** START OF Source data **

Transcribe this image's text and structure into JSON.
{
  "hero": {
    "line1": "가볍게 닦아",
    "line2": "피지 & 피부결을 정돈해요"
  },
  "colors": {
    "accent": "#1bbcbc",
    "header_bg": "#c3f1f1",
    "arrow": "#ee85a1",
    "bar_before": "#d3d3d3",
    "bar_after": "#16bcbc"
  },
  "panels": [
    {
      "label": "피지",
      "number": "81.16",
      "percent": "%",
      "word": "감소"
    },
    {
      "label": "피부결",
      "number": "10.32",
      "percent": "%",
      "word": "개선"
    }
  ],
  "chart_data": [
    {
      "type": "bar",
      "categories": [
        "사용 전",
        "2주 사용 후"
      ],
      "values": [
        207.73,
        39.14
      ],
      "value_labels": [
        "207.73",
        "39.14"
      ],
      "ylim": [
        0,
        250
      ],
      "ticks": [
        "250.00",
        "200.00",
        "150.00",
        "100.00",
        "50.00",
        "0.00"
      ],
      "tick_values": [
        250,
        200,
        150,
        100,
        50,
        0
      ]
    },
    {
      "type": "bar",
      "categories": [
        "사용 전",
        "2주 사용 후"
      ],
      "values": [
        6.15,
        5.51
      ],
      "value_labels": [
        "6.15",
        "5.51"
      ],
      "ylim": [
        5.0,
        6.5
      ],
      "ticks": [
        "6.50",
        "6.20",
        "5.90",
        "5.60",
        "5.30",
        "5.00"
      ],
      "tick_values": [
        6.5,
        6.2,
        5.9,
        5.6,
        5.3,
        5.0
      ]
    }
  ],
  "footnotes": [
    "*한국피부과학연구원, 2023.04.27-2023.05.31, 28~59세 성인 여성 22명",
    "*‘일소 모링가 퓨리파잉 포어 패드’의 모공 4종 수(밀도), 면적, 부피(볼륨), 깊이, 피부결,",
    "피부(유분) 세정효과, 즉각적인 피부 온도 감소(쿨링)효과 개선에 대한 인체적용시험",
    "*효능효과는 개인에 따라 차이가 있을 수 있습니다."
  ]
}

** END OF Source data **

**Aim**
Go through the records above and set each one down exactly, please.

**Solved exercise**
Transcribe this image's text and structure into JSON.
{
  "hero": {
    "line1": "가볍게 닦아",
    "line2": "피지 & 피부결을 정돈해요"
  },
  "colors": {
    "accent": "#1bbcbc",
    "header_bg": "#c3f1f1",
    "arrow": "#ee85a1",
    "bar_before": "#d3d3d3",
    "bar_after": "#16bcbc"
  },
  "panels": [
    {
      "label": "피지",
      "number": "81.16",
      "percent": "%",
      "word": "감소"
    },
    {
      "label": "피부결",
      "number": "10.32",
      "percent": "%",
      "word": "개선"
    }
  ],
  "chart_data": [
    {
      "type": "bar",
      "categories": [
        "사용 전",
        "2주 사용 후"
      ],
      "values": [
        207.73,
        39.14
      ],
      "value_labels": [
        "207.73",
        "39.14"
      ],
      "ylim": [
        0,
        250
      ],
      "ticks": [
        "250.00",
        "200.00",
        "150.00",
        "100.00",
        "50.00",
        "0.00"
      ],
      "tick_values": [
        250,
        200,
        150,
        100,
        50,
        0
      ]
    },
    {
      "type": "bar",
      "categories": [
        "사용 전",
        "2주 사용 후"
      ],
      "values": [
        6.15,
        5.51
      ],
      "value_labels": [
        "6.15",
        "5.51"
      ],
      "ylim": [
        5.0,
        6.5
      ],
      "ticks": [
        "6.50",
        "6.20",
        "5.90",
        "5.60",
        "5.30",
        "5.00"
      ],
      "tick_values": [
        6.5,
        6.2,
        5.9,
        5.6,
        5.3,
        5.0
      ]
    }
  ],
  "footnotes": [
    "*한국피부과학연구원, 2023.04.27-2023.05.31, 28~59세 성인 여성 22명",
    "*‘일소 모링가 퓨리파잉 포어 패드’의 모공 4종 수(밀도), 면적, 부피(볼륨), 깊이, 피부결,",
    "피부(유분) 세정효과, 즉각적인 피부 온도 감소(쿨링)효과 개선에 대한 인체적용시험",
    "*효능효과는 개인에 따라 차이가 있을 수 있습니다."
  ]
}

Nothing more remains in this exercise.